### EXERCISE TASK
State the count of lines below in which the word "data" appears, and add nothing.
↓↓↓
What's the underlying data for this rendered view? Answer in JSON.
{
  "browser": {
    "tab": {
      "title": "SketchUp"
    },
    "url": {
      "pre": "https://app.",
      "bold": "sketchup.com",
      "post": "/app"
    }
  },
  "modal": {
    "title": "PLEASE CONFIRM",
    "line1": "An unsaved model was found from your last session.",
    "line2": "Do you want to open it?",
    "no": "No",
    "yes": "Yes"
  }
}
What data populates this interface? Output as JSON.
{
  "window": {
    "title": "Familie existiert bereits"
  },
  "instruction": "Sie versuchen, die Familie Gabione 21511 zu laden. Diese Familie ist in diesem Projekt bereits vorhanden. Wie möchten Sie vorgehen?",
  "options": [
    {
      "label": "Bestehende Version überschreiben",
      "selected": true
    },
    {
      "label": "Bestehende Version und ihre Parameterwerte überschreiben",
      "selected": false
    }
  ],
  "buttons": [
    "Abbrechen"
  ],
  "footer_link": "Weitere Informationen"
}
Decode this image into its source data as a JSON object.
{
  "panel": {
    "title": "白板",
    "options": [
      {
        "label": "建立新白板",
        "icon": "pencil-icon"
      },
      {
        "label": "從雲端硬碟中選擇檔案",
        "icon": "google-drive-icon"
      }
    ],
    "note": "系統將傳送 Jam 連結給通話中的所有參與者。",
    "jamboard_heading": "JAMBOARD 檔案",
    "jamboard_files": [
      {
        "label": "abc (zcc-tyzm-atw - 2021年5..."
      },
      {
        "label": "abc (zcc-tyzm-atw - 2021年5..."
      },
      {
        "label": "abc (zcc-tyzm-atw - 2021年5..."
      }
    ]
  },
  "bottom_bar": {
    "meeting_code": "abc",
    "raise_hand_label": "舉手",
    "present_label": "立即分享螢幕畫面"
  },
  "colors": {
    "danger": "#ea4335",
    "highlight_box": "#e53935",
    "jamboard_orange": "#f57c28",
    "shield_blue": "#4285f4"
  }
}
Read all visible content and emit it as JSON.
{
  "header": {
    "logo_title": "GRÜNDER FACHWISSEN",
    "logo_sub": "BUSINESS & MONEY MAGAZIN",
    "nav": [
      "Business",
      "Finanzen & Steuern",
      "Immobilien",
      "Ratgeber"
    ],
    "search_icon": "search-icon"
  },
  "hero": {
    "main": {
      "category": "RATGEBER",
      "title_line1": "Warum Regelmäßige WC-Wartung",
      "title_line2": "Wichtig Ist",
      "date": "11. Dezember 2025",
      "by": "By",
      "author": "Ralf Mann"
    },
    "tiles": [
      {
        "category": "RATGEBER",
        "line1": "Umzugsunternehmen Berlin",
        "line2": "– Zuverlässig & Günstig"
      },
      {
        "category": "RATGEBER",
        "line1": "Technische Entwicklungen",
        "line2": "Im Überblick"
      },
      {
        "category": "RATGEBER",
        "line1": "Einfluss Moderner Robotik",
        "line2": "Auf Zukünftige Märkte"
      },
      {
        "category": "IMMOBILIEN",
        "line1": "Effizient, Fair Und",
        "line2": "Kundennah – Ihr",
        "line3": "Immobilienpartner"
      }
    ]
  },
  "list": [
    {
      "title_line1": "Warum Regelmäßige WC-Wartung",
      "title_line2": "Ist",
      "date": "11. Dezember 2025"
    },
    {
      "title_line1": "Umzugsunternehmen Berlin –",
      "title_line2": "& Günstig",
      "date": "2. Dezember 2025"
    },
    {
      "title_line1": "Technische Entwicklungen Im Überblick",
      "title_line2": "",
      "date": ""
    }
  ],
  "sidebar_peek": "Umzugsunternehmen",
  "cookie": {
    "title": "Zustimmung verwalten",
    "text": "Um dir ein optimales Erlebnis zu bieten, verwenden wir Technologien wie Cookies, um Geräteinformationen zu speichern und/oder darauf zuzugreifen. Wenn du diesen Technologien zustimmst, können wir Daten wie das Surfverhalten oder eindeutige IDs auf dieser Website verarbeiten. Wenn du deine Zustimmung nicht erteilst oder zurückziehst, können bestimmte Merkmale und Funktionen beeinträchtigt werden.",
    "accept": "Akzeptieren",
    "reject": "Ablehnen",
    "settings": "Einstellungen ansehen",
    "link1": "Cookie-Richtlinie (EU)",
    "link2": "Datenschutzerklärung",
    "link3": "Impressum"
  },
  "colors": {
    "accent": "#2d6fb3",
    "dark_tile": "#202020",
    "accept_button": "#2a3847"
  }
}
↑↑↑
### SOLVED PROBLEM
3